### Given instruction:
Copy out the whole listing exactly as written, leaving the pictures behind.

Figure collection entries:
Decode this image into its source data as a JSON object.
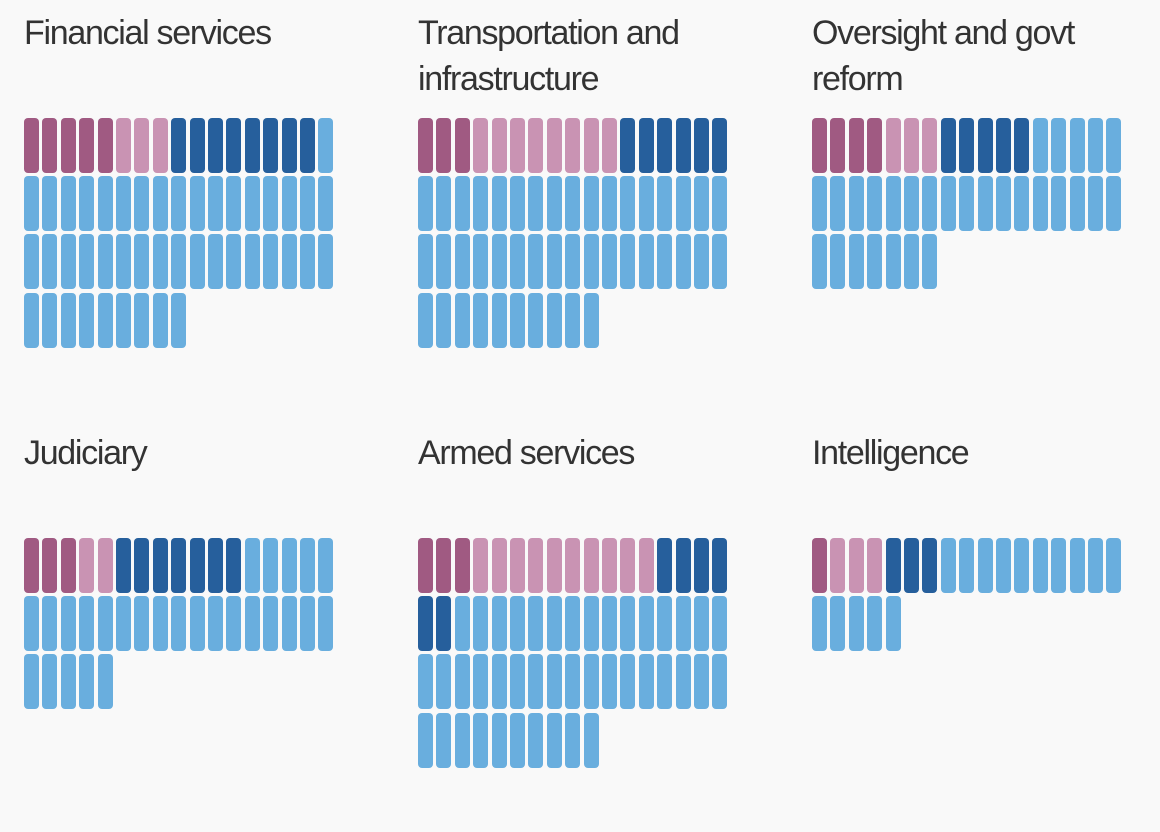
{
  "chart_data": {
    "type": "waffle",
    "columns": 17,
    "colors": [
      "#a05a82",
      "#c993b3",
      "#265f9c",
      "#69aede"
    ],
    "charts": [
      {
        "title": "Financial services",
        "counts": [
          5,
          3,
          8,
          44
        ]
      },
      {
        "title": "Transportation and infrastructure",
        "counts": [
          3,
          8,
          6,
          44
        ]
      },
      {
        "title": "Oversight and govt reform",
        "counts": [
          4,
          3,
          5,
          29
        ]
      },
      {
        "title": "Judiciary",
        "counts": [
          3,
          2,
          7,
          27
        ]
      },
      {
        "title": "Armed services",
        "counts": [
          3,
          10,
          6,
          42
        ]
      },
      {
        "title": "Intelligence",
        "counts": [
          1,
          3,
          3,
          15
        ]
      }
    ]
  }
}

### Response to the exercise:
Decode this image into its source data as a JSON object.
{
  "chart_data": {
    "type": "waffle",
    "columns": 17,
    "colors": [
      "#a05a82",
      "#c993b3",
      "#265f9c",
      "#69aede"
    ],
    "charts": [
      {
        "title": "Financial services",
        "counts": [
          5,
          3,
          8,
          44
        ]
      },
      {
        "title": "Transportation and infrastructure",
        "counts": [
          3,
          8,
          6,
          44
        ]
      },
      {
        "title": "Oversight and govt reform",
        "counts": [
          4,
          3,
          5,
          29
        ]
      },
      {
        "title": "Judiciary",
        "counts": [
          3,
          2,
          7,
          27
        ]
      },
      {
        "title": "Armed services",
        "counts": [
          3,
          10,
          6,
          42
        ]
      },
      {
        "title": "Intelligence",
        "counts": [
          1,
          3,
          3,
          15
        ]
      }
    ]
  }
}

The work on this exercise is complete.